Print each line of the listing once more, precisely as given.

= = = = = = =

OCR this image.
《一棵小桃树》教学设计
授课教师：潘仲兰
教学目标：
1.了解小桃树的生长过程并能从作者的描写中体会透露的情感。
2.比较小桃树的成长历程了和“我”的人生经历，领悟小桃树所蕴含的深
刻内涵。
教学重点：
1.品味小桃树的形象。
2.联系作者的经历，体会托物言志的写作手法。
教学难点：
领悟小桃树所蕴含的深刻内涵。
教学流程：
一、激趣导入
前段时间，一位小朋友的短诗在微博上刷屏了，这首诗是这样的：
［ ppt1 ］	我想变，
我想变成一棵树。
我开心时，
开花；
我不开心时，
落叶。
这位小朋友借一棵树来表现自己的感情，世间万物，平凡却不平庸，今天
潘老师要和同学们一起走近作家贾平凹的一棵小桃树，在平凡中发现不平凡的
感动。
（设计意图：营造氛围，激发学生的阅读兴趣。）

= = = = = = =

Answer for this exercise:
OCR this image.
《一棵小桃树》教学设计
授课教师：潘仲兰
教学目标：
1.了解小桃树的生长过程并能从作者的描写中体会透露的情感。
2.比较小桃树的成长历程了和“我”的人生经历，领悟小桃树所蕴含的深
刻内涵。
教学重点：
1.品味小桃树的形象。
2.联系作者的经历，体会托物言志的写作手法。
教学难点：
领悟小桃树所蕴含的深刻内涵。
教学流程：
一、激趣导入
前段时间，一位小朋友的短诗在微博上刷屏了，这首诗是这样的：
［ ppt1 ］	我想变，
我想变成一棵树。
我开心时，
开花；
我不开心时，
落叶。
这位小朋友借一棵树来表现自己的感情，世间万物，平凡却不平庸，今天
潘老师要和同学们一起走近作家贾平凹的一棵小桃树，在平凡中发现不平凡的
感动。
（设计意图：营造氛围，激发学生的阅读兴趣。）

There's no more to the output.